◆ **Sorular**
• A. Okuma metnine göre Sarıkamış'ta soğuğa kaç şehit verilecekti?
• B. Lütfen okuma metninin "1 Ağustos 1914‘te" sözleriyle başlayıp "bin şehit verilecekti." sözleri de dahil olmak üzere biten kısmını aynen aktarın.

◆ **Okuma Metni**
━━━━

Eski Tarih

Çanakkale Destanı

BİR HİLAL UĞRUNA

1 Ağustos 1914‘te Almanya’nın Rusya’ya savaş ilanı ile, Dünya büyük bir ateşin kucağına atılıyordu. Artık önemli olan tek şey, askeri planlardı. Savaş kısa sürede başta Avrupa olmak üzere bütün dünyaya yayılıyor herkes bu kanlı mücahadele de yerini alıyordu. Osmanlı devleti Almanya’nın yanında savaşa girmiş, ve birden bire ateş çemberinin ortasında kalmıştı. Kafkasya’dan Arap çöllerine kadar uzanan cephede Osmanlı can pazarındaydı. Güneyde Arapların ihanetine uğranılacak doğuda Sarıkamış faciası yaşanacaktı. Düşmana değil, soğuğa 90 bin şehit verilecekti.

1914 yılının sonlarına doğru müttefikler, Almanya’yı kıskaca almak için yeni cephe hazırlığı yapıyorlardı. Böyle bir ortamda Rus ordusu komutanına bir mesaj gitti. Bu mesajda Türklerin Kafkasya’dan çekmelerini sağlayacak biçimde bir kara ve deniz harekatı yapılması isteniyordu. Bir Hilal uğruna Çanakkale dramı bu şeklide başladı. 2 ocak 1915’te Churchill savaş bakanı David Lloyd‘a bir harekat için en uygun yerin Çanakkale olduğunu bildiriyordu. Churchill barış sağlamak için, boğazı zorlayıp Konstantinopolis’e el koymamız gerek diyordu. Hedef İstanbul’du

Savaş salgın gibiydi ve hemen hemen bütün Dünya’yı sarmıştı. Açılan her yeni cephe yeni insan yüzü, yeni teknik donanım gerektiriyordu. İngilizler bu ihtiyacı karşılamak üzere, gönüllü asker alma kampanyaları düzenliyordu. Hatta savaş bakanı David Lloyd’un da yer aldığı ülkenin sana ihtiyacı var afişleri sokakları süslüyordu. Bunun yanında müttefikler ölüm makinasının insan ihtiyacını, daha çok sömürge ülkelerinden temin etme yolunda ilerliyorlardı. Çanakkale destanı yavaş yavaş şekillenmeye başlamıştı.

━━━━

◆ **Veri Kayıtları**

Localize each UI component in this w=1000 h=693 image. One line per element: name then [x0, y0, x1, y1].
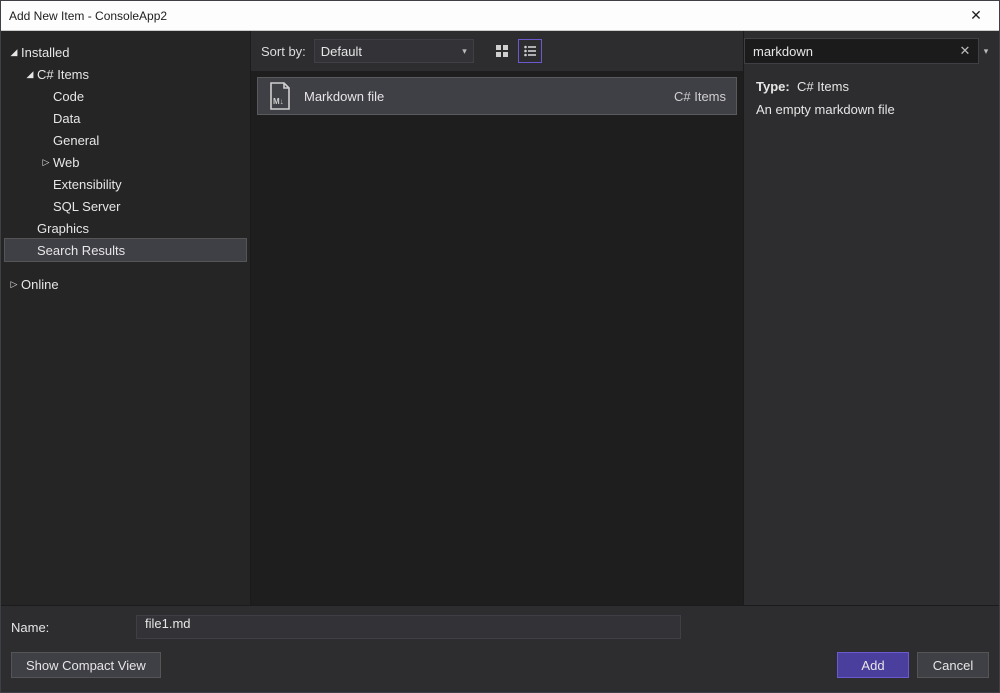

━━━━

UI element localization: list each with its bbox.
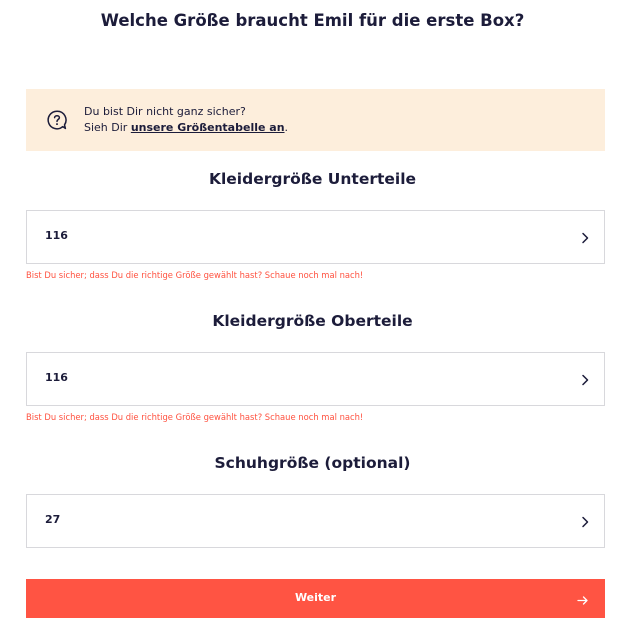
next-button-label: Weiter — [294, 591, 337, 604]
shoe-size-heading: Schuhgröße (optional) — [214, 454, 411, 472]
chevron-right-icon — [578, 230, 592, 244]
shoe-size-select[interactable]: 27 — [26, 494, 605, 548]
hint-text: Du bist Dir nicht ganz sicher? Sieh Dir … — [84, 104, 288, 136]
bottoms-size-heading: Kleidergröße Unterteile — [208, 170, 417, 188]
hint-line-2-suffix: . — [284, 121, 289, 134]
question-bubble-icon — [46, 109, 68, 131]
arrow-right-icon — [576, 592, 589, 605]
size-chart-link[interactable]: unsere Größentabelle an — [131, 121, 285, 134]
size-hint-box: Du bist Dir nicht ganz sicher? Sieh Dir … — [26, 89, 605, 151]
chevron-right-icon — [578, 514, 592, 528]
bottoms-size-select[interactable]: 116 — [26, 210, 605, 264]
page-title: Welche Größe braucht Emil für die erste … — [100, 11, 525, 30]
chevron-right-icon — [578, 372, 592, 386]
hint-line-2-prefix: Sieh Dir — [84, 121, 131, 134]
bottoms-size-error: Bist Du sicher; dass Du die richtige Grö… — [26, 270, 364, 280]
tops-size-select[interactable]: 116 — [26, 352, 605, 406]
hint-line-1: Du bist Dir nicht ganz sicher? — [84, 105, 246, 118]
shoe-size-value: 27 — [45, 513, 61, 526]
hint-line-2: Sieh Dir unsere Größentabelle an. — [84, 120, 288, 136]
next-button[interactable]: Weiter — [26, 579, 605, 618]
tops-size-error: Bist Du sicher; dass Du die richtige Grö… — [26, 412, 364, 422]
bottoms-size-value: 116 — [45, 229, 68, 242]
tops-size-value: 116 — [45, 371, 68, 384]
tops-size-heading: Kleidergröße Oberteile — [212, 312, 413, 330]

━━━━

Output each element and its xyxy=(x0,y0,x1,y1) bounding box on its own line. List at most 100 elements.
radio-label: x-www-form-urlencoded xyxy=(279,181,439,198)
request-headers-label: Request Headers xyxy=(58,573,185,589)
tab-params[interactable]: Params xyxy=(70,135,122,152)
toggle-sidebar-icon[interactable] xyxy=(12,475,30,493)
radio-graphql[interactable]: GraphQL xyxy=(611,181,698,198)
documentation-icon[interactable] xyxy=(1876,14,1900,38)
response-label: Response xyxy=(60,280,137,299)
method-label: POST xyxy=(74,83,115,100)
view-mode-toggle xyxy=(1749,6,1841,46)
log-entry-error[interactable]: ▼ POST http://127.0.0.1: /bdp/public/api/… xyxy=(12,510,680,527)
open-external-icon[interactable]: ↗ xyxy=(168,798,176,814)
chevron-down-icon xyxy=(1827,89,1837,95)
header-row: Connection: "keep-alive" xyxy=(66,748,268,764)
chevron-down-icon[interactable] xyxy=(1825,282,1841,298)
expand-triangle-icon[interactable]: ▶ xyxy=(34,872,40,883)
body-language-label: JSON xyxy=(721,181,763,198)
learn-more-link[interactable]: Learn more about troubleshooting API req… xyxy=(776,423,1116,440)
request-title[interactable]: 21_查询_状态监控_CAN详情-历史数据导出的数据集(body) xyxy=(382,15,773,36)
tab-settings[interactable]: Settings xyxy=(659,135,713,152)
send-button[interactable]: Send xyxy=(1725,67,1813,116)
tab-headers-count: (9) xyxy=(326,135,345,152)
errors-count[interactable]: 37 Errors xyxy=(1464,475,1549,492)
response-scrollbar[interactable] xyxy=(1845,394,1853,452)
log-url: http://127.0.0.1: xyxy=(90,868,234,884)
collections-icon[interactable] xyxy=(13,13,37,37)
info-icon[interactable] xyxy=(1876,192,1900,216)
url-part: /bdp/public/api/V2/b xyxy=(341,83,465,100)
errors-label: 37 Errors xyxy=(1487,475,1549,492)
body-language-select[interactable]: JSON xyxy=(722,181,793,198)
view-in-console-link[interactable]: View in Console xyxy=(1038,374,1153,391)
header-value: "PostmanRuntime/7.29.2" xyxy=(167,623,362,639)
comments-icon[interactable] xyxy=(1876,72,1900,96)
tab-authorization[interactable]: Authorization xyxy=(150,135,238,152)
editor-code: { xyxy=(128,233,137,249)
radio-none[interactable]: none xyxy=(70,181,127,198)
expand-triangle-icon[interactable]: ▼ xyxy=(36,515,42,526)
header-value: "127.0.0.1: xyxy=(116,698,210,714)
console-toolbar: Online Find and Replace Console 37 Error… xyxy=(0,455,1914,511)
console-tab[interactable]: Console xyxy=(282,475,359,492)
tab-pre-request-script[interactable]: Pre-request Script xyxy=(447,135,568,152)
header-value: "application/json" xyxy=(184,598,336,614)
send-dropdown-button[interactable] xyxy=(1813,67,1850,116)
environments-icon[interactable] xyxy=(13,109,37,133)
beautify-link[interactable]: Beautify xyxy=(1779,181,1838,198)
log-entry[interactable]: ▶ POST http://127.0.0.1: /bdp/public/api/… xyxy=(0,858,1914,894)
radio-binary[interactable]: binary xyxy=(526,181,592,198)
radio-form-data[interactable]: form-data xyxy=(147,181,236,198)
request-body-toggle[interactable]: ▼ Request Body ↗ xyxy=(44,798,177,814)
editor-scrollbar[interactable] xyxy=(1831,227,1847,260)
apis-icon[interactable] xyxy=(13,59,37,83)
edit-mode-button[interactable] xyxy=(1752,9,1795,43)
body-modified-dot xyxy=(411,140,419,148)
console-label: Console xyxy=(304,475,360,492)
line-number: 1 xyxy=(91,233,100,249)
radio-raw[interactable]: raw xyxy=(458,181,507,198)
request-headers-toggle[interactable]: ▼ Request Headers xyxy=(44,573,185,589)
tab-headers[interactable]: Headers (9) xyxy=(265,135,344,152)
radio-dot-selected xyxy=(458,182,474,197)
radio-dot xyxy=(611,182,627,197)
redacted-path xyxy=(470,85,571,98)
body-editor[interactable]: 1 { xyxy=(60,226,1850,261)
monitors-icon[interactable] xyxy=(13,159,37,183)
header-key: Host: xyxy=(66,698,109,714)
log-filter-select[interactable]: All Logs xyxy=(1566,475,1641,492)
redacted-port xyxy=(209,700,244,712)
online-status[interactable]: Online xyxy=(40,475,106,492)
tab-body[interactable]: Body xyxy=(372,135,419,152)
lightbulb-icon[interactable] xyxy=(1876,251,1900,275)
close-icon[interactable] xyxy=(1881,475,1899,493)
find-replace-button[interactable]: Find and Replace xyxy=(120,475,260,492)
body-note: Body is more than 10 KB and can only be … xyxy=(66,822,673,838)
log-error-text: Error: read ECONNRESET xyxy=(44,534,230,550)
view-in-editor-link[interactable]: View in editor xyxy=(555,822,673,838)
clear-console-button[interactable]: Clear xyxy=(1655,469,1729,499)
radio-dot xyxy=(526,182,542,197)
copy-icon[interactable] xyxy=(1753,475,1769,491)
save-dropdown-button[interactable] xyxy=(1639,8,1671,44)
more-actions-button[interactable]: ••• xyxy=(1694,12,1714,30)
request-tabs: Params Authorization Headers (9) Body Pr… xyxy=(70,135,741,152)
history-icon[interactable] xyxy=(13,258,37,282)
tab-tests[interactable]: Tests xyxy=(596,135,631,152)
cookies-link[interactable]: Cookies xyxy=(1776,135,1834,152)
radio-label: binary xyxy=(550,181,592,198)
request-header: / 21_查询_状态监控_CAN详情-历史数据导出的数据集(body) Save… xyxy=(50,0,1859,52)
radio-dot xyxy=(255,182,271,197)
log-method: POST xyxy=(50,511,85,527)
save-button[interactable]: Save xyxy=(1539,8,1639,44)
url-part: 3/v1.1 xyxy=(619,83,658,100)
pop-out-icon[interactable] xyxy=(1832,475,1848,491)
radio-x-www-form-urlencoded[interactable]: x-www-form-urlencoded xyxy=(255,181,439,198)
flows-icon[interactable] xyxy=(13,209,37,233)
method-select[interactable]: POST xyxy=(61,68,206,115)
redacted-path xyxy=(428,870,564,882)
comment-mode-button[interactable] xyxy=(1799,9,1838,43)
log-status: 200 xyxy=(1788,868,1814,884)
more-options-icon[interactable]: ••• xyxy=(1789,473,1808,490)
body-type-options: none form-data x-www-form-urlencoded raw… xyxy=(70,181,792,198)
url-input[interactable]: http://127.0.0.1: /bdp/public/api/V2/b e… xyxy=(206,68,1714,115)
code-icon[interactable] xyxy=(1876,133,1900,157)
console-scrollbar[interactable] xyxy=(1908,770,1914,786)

━━━━

◆ **Görev Yanıtları**
• A. 90 bin şehit.

• B.
1 Ağustos 1914‘te Almanya’nın Rusya’ya savaş ilanı ile, Dünya büyük bir ateşin kucağına atılıyordu. Artık önemli olan tek şey, askeri planlardı. Savaş kısa sürede başta Avrupa olmak üzere bütün dünyaya yayılıyor herkes bu kanlı mücahadele de yerini alıyordu. Osmanlı devleti Almanya’nın yanında savaşa girmiş, ve birden bire ateş çemberinin ortasında kalmıştı. Kafkasya’dan Arap çöllerine kadar uzanan cephede Osmanlı can pazarındaydı. Güneyde Arapların ihanetine uğranılacak doğuda Sarıkamış faciası yaşanacaktı. Düşmana değil, soğuğa 90 bin şehit verilecekti.